▶ DATA PROVIDED:
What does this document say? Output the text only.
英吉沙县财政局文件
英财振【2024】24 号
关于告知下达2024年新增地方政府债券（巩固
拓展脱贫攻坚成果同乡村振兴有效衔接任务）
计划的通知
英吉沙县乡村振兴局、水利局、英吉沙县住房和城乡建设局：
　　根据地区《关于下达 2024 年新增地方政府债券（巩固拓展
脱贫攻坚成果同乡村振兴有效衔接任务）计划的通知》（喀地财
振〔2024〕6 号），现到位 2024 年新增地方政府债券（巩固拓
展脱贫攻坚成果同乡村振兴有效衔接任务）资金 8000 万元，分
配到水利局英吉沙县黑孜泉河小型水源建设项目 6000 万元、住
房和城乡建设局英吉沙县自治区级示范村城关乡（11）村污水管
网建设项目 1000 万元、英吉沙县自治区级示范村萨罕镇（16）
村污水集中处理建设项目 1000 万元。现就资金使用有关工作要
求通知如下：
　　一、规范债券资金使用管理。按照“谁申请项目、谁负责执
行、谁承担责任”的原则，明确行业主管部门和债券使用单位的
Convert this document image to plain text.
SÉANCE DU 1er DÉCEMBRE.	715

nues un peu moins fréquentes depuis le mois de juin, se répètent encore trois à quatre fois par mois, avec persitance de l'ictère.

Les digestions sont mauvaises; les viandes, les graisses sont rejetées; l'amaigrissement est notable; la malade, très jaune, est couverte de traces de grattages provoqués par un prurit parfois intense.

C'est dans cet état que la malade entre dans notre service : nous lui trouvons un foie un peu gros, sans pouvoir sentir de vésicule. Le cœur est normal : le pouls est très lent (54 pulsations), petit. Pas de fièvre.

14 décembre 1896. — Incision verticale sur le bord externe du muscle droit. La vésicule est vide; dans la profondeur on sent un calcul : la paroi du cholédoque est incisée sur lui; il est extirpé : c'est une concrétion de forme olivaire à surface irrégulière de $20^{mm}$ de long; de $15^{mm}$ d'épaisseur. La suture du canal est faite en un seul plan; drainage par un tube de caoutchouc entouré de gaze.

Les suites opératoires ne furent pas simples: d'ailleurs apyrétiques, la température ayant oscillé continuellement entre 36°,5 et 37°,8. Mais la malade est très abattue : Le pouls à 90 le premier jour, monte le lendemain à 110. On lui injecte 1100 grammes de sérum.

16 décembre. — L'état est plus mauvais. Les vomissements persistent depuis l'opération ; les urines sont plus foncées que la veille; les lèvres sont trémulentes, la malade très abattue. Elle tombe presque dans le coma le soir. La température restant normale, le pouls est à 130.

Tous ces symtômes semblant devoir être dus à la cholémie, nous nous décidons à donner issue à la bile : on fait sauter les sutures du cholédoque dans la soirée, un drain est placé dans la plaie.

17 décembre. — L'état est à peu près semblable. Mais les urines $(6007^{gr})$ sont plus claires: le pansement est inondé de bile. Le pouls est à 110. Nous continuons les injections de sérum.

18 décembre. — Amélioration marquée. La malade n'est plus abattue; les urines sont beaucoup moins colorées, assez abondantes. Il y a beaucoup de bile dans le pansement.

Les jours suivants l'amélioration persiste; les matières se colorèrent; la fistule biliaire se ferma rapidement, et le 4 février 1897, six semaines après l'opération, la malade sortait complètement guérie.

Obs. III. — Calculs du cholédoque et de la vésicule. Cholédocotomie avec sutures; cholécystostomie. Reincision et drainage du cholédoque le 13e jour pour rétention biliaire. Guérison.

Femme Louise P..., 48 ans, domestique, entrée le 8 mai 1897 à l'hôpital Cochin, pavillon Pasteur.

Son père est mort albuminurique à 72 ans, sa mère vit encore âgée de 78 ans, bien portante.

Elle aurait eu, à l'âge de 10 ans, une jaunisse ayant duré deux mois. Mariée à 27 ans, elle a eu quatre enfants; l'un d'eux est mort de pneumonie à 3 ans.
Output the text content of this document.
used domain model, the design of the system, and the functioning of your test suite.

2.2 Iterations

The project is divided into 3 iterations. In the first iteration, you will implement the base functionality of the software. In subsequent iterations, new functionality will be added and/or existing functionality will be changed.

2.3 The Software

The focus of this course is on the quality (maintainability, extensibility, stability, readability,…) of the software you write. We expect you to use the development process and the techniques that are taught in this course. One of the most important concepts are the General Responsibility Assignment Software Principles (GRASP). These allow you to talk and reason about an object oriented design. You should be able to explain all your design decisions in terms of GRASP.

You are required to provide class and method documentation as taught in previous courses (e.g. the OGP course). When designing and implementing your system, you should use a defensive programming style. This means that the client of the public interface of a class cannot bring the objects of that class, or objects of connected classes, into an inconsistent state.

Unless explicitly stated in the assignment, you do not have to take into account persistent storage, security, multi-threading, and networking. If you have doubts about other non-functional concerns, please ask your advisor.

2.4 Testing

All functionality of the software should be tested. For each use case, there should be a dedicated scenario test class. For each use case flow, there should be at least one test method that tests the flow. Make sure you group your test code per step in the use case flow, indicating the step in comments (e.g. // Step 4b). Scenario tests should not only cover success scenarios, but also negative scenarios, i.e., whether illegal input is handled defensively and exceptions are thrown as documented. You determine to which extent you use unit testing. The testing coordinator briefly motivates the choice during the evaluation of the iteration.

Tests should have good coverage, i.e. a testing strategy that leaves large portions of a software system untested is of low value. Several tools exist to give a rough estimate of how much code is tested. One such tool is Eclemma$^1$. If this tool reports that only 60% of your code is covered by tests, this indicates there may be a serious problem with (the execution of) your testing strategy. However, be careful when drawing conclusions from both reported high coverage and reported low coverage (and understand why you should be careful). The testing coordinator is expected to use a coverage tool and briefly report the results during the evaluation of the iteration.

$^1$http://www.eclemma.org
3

▶ WRITTEN REQUEST: From the listing above, pick out each line where the word "about" appears.

▶ FULL SOLUTION:
The focus of this course is on the quality (maintainability, extensibility, stability, readability,…) of the software you write. We expect you to use the development process and the techniques that are taught in this course. One of the most important concepts are the General Responsibility Assignment Software Principles (GRASP). These allow you to talk and reason about an object oriented design. You should be able to explain all your design decisions in terms of GRASP.
Unless explicitly stated in the assignment, you do not have to take into account persistent storage, security, multi-threading, and networking. If you have doubts about other non-functional concerns, please ask your advisor.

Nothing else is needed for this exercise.